### Data records
--
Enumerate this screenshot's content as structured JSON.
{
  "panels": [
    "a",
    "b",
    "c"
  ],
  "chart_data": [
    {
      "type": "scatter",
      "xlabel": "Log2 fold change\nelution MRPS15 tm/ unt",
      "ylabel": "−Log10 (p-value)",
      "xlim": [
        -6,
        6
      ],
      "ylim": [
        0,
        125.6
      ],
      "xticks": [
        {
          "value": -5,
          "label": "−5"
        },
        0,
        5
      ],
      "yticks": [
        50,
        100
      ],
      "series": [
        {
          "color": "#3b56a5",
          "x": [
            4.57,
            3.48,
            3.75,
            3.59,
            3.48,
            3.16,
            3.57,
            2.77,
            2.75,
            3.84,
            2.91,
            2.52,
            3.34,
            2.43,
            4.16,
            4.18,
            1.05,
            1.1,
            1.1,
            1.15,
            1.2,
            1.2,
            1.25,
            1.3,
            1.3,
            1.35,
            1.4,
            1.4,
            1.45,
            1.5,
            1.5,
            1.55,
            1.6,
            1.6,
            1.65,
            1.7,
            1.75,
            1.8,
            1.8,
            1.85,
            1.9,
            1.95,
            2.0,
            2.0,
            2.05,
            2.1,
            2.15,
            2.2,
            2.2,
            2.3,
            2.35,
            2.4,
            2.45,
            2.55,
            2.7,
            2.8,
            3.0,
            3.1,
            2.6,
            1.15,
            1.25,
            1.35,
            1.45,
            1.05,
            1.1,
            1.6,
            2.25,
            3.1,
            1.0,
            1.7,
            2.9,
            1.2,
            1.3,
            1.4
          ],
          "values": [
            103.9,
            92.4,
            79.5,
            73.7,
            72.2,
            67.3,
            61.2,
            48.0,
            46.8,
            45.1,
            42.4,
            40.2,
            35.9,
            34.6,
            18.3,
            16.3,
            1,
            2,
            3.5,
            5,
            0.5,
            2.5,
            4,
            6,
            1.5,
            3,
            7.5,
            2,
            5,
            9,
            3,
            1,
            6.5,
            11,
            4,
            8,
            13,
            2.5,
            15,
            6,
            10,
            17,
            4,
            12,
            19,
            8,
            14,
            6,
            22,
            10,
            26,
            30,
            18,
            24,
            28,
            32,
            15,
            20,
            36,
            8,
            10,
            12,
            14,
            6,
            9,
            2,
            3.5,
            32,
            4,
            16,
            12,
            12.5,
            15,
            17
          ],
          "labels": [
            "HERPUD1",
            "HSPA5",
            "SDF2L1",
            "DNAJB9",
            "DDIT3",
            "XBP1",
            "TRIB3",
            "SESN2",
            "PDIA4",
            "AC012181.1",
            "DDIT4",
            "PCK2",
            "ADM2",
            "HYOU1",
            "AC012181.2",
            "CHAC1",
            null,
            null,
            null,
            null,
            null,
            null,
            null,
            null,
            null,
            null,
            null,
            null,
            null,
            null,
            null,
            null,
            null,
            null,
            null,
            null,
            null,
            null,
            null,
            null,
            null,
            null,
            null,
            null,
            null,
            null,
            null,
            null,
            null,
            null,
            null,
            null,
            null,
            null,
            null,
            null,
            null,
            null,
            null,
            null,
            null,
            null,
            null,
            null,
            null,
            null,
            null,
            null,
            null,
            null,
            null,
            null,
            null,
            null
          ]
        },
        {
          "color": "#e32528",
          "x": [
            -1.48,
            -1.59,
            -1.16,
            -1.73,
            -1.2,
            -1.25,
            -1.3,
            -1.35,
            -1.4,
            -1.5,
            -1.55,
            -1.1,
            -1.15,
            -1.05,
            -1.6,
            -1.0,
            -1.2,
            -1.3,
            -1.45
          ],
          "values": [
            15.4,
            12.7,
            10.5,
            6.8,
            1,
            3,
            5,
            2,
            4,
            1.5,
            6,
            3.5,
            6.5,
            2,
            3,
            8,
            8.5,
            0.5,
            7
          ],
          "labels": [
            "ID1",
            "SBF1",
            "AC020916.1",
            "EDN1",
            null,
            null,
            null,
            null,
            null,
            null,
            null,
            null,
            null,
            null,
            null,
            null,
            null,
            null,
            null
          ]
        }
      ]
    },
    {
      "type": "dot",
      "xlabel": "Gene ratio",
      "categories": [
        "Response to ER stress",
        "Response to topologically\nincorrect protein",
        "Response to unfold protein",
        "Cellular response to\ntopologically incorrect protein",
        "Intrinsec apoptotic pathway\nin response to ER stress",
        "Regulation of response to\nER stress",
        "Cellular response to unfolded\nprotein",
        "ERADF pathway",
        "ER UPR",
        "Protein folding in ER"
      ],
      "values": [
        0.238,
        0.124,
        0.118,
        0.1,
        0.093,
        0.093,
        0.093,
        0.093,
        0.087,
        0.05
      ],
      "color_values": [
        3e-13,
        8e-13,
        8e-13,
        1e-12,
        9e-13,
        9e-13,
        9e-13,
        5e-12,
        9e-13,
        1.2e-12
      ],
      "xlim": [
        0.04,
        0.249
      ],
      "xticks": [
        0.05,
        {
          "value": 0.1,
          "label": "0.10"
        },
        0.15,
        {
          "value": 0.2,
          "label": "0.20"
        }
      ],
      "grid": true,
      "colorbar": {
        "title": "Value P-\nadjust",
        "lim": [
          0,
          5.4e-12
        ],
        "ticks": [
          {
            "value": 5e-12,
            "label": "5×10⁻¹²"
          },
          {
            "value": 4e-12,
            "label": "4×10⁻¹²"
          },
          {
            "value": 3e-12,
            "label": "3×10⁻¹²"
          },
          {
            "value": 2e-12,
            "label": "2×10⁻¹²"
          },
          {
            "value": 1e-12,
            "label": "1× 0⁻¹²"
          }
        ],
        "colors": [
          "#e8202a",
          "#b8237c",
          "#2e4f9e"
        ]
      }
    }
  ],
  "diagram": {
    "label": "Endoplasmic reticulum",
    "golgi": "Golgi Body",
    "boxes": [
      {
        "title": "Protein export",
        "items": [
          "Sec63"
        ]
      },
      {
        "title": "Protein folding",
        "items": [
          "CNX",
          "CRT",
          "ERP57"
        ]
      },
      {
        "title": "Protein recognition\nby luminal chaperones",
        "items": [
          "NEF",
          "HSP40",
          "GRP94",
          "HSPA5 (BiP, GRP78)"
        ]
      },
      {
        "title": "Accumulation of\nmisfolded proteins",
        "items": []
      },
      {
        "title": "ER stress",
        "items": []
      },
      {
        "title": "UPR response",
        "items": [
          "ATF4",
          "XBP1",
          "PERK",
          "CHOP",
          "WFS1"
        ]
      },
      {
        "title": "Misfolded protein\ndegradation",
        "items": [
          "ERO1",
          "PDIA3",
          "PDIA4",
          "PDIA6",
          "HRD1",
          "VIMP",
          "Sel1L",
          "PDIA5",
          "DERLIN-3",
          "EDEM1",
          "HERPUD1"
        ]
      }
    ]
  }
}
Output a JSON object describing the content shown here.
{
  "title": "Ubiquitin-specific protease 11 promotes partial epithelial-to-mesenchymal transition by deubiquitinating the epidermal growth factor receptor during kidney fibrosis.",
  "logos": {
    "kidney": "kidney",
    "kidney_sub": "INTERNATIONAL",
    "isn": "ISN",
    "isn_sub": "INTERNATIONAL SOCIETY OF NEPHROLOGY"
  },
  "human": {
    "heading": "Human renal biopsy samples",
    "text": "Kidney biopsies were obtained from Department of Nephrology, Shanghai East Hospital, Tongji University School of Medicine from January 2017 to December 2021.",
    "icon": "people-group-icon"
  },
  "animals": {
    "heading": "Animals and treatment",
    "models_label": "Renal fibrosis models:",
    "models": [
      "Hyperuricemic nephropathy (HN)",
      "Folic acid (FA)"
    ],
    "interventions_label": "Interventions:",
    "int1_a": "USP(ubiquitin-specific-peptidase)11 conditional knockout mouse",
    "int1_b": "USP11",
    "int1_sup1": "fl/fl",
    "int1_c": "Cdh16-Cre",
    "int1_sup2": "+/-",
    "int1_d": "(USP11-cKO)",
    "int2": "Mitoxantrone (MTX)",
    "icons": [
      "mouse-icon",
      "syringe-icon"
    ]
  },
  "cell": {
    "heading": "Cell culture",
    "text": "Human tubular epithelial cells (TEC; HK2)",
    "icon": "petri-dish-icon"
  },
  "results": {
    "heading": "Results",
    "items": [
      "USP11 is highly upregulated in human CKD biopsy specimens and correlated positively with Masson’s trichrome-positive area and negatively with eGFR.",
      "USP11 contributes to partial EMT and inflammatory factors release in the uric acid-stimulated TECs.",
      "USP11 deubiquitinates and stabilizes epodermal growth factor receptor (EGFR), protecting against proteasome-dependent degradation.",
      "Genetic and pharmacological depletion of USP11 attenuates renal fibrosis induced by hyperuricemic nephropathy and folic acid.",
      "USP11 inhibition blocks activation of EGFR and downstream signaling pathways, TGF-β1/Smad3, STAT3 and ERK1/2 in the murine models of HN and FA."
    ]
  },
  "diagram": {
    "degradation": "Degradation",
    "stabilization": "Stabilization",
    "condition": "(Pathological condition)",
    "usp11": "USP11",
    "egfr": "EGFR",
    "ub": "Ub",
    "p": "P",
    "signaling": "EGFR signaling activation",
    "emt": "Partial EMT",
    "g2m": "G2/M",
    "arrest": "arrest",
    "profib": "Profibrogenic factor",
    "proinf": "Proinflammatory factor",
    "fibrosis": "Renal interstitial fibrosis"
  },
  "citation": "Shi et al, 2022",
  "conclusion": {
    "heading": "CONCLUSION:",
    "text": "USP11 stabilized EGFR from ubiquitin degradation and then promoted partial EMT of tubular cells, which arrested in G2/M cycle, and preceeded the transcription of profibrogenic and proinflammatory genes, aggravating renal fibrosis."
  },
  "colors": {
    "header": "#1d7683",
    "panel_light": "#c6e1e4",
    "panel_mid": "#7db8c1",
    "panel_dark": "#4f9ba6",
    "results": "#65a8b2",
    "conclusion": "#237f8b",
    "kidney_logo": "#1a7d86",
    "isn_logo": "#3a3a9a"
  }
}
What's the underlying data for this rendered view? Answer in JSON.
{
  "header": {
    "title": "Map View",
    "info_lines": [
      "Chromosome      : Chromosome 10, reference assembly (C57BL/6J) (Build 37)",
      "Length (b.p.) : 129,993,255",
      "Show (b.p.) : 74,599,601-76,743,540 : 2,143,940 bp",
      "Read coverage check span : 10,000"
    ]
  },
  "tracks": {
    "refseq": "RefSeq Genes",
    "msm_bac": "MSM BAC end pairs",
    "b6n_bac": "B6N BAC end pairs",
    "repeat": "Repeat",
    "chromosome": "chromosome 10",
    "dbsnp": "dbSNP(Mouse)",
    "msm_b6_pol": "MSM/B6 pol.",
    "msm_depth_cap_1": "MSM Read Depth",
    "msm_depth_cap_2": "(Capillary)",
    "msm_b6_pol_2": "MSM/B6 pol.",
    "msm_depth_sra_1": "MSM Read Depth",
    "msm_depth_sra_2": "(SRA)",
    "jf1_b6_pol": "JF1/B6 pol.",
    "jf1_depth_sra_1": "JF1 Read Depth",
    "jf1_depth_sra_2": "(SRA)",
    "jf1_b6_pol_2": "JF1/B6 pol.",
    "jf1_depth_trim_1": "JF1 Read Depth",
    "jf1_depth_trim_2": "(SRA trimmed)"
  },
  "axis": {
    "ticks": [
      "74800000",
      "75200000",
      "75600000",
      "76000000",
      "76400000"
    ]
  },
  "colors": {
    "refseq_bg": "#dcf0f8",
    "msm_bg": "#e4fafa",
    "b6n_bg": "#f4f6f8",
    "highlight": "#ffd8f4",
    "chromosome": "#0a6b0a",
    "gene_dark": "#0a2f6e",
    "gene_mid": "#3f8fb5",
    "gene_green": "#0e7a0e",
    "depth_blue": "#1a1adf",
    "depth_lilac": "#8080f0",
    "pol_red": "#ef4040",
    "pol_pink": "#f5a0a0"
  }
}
--
### Exercise brief
Scan the records above for the word "tubular" and return every line where it occurs.

### Response area
    "text": "Human tubular epithelial cells (TEC; HK2)",
    "text": "USP11 stabilized EGFR from ubiquitin degradation and then promoted partial EMT of tubular cells, which arrested in G2/M cycle, and preceeded the transcription of profibrogenic and proinflammatory genes, aggravating renal fibrosis."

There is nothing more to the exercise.